Entries from a dataset

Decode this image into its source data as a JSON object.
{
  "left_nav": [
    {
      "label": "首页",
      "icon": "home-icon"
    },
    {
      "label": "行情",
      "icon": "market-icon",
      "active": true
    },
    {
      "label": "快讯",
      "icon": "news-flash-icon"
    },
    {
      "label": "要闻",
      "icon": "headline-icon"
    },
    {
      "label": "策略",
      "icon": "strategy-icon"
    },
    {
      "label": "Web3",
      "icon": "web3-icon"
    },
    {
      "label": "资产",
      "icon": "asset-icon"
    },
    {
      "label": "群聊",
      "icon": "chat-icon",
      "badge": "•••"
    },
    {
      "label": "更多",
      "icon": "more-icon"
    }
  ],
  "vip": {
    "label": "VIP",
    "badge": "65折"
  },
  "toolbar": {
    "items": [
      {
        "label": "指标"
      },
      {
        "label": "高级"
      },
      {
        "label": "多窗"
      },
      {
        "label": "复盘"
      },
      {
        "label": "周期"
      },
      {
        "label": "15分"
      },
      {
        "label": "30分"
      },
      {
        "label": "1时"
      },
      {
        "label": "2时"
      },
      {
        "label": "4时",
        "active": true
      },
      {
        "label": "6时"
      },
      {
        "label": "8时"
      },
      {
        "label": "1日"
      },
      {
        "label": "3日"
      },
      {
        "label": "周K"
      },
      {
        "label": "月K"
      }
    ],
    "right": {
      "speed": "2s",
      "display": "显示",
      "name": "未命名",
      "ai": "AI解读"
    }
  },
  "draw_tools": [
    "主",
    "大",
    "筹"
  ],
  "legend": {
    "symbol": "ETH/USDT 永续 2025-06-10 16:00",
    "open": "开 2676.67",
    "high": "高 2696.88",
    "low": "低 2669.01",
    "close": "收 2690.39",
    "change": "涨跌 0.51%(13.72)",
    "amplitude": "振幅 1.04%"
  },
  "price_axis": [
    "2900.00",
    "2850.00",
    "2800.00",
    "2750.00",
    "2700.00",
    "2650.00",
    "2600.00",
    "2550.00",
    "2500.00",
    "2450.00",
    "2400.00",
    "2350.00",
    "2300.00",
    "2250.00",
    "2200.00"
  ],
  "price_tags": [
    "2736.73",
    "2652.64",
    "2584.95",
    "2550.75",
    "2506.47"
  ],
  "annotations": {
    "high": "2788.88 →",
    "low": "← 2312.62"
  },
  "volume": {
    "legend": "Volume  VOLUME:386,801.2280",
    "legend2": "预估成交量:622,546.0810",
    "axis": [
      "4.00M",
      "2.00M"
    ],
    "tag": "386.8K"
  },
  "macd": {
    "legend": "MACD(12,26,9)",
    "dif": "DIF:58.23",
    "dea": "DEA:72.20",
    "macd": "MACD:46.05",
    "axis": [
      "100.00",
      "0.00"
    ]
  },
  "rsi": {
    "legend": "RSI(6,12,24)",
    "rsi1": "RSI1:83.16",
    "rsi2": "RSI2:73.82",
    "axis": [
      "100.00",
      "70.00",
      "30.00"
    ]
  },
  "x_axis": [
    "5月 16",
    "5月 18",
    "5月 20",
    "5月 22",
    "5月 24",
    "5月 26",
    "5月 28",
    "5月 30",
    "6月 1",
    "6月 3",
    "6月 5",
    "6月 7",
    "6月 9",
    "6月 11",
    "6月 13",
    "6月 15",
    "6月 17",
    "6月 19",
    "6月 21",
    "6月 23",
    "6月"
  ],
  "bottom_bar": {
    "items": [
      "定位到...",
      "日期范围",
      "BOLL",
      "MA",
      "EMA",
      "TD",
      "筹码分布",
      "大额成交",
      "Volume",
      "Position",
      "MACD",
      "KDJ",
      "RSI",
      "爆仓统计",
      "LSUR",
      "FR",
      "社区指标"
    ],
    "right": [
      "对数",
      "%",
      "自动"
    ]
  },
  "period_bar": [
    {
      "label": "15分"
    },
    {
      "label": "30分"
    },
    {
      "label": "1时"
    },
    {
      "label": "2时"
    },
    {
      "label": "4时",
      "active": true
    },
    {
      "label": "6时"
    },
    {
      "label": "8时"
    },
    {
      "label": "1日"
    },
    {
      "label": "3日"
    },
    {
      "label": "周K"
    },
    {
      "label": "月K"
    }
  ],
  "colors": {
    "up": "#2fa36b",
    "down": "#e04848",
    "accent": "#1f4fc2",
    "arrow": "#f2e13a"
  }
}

TASK PROMPT: Return all of the entries exactly as they were supplied.

TASK SOLUTION:
Decode this image into its source data as a JSON object.
{
  "left_nav": [
    {
      "label": "首页",
      "icon": "home-icon"
    },
    {
      "label": "行情",
      "icon": "market-icon",
      "active": true
    },
    {
      "label": "快讯",
      "icon": "news-flash-icon"
    },
    {
      "label": "要闻",
      "icon": "headline-icon"
    },
    {
      "label": "策略",
      "icon": "strategy-icon"
    },
    {
      "label": "Web3",
      "icon": "web3-icon"
    },
    {
      "label": "资产",
      "icon": "asset-icon"
    },
    {
      "label": "群聊",
      "icon": "chat-icon",
      "badge": "•••"
    },
    {
      "label": "更多",
      "icon": "more-icon"
    }
  ],
  "vip": {
    "label": "VIP",
    "badge": "65折"
  },
  "toolbar": {
    "items": [
      {
        "label": "指标"
      },
      {
        "label": "高级"
      },
      {
        "label": "多窗"
      },
      {
        "label": "复盘"
      },
      {
        "label": "周期"
      },
      {
        "label": "15分"
      },
      {
        "label": "30分"
      },
      {
        "label": "1时"
      },
      {
        "label": "2时"
      },
      {
        "label": "4时",
        "active": true
      },
      {
        "label": "6时"
      },
      {
        "label": "8时"
      },
      {
        "label": "1日"
      },
      {
        "label": "3日"
      },
      {
        "label": "周K"
      },
      {
        "label": "月K"
      }
    ],
    "right": {
      "speed": "2s",
      "display": "显示",
      "name": "未命名",
      "ai": "AI解读"
    }
  },
  "draw_tools": [
    "主",
    "大",
    "筹"
  ],
  "legend": {
    "symbol": "ETH/USDT 永续 2025-06-10 16:00",
    "open": "开 2676.67",
    "high": "高 2696.88",
    "low": "低 2669.01",
    "close": "收 2690.39",
    "change": "涨跌 0.51%(13.72)",
    "amplitude": "振幅 1.04%"
  },
  "price_axis": [
    "2900.00",
    "2850.00",
    "2800.00",
    "2750.00",
    "2700.00",
    "2650.00",
    "2600.00",
    "2550.00",
    "2500.00",
    "2450.00",
    "2400.00",
    "2350.00",
    "2300.00",
    "2250.00",
    "2200.00"
  ],
  "price_tags": [
    "2736.73",
    "2652.64",
    "2584.95",
    "2550.75",
    "2506.47"
  ],
  "annotations": {
    "high": "2788.88 →",
    "low": "← 2312.62"
  },
  "volume": {
    "legend": "Volume  VOLUME:386,801.2280",
    "legend2": "预估成交量:622,546.0810",
    "axis": [
      "4.00M",
      "2.00M"
    ],
    "tag": "386.8K"
  },
  "macd": {
    "legend": "MACD(12,26,9)",
    "dif": "DIF:58.23",
    "dea": "DEA:72.20",
    "macd": "MACD:46.05",
    "axis": [
      "100.00",
      "0.00"
    ]
  },
  "rsi": {
    "legend": "RSI(6,12,24)",
    "rsi1": "RSI1:83.16",
    "rsi2": "RSI2:73.82",
    "axis": [
      "100.00",
      "70.00",
      "30.00"
    ]
  },
  "x_axis": [
    "5月 16",
    "5月 18",
    "5月 20",
    "5月 22",
    "5月 24",
    "5月 26",
    "5月 28",
    "5月 30",
    "6月 1",
    "6月 3",
    "6月 5",
    "6月 7",
    "6月 9",
    "6月 11",
    "6月 13",
    "6月 15",
    "6月 17",
    "6月 19",
    "6月 21",
    "6月 23",
    "6月"
  ],
  "bottom_bar": {
    "items": [
      "定位到...",
      "日期范围",
      "BOLL",
      "MA",
      "EMA",
      "TD",
      "筹码分布",
      "大额成交",
      "Volume",
      "Position",
      "MACD",
      "KDJ",
      "RSI",
      "爆仓统计",
      "LSUR",
      "FR",
      "社区指标"
    ],
    "right": [
      "对数",
      "%",
      "自动"
    ]
  },
  "period_bar": [
    {
      "label": "15分"
    },
    {
      "label": "30分"
    },
    {
      "label": "1时"
    },
    {
      "label": "2时"
    },
    {
      "label": "4时",
      "active": true
    },
    {
      "label": "6时"
    },
    {
      "label": "8时"
    },
    {
      "label": "1日"
    },
    {
      "label": "3日"
    },
    {
      "label": "周K"
    },
    {
      "label": "月K"
    }
  ],
  "colors": {
    "up": "#2fa36b",
    "down": "#e04848",
    "accent": "#1f4fc2",
    "arrow": "#f2e13a"
  }
}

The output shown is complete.